# [Recorded information]
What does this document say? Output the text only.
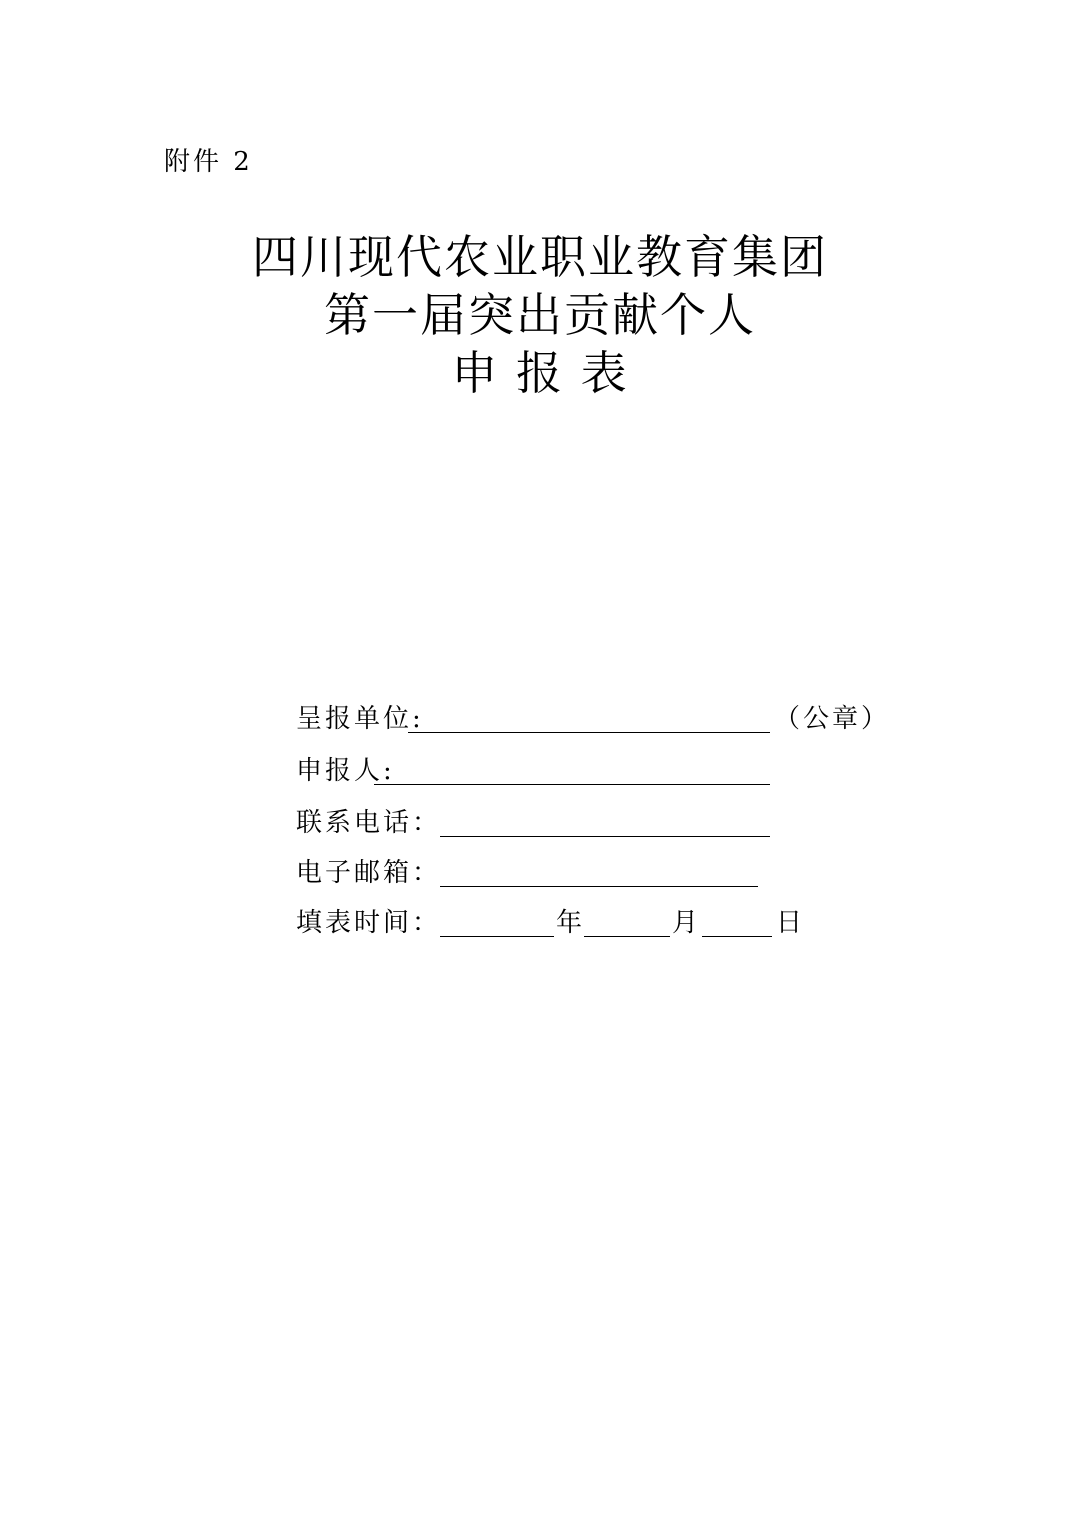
附件 2
四川现代农业职业教育集团
第一届突出贡献个人
申 报 表
呈报单位:	（公章）
申报人:
联系电话：
电子邮箱：
填表时间：	年	月	日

# [Exercise details]
Every record above must be given again exactly; drop the pictures.

# [The completed task]
What does this document say? Output the text only.
附件 2
四川现代农业职业教育集团
第一届突出贡献个人
申 报 表
呈报单位:	（公章）
申报人:
联系电话：
电子邮箱：
填表时间：	年	月	日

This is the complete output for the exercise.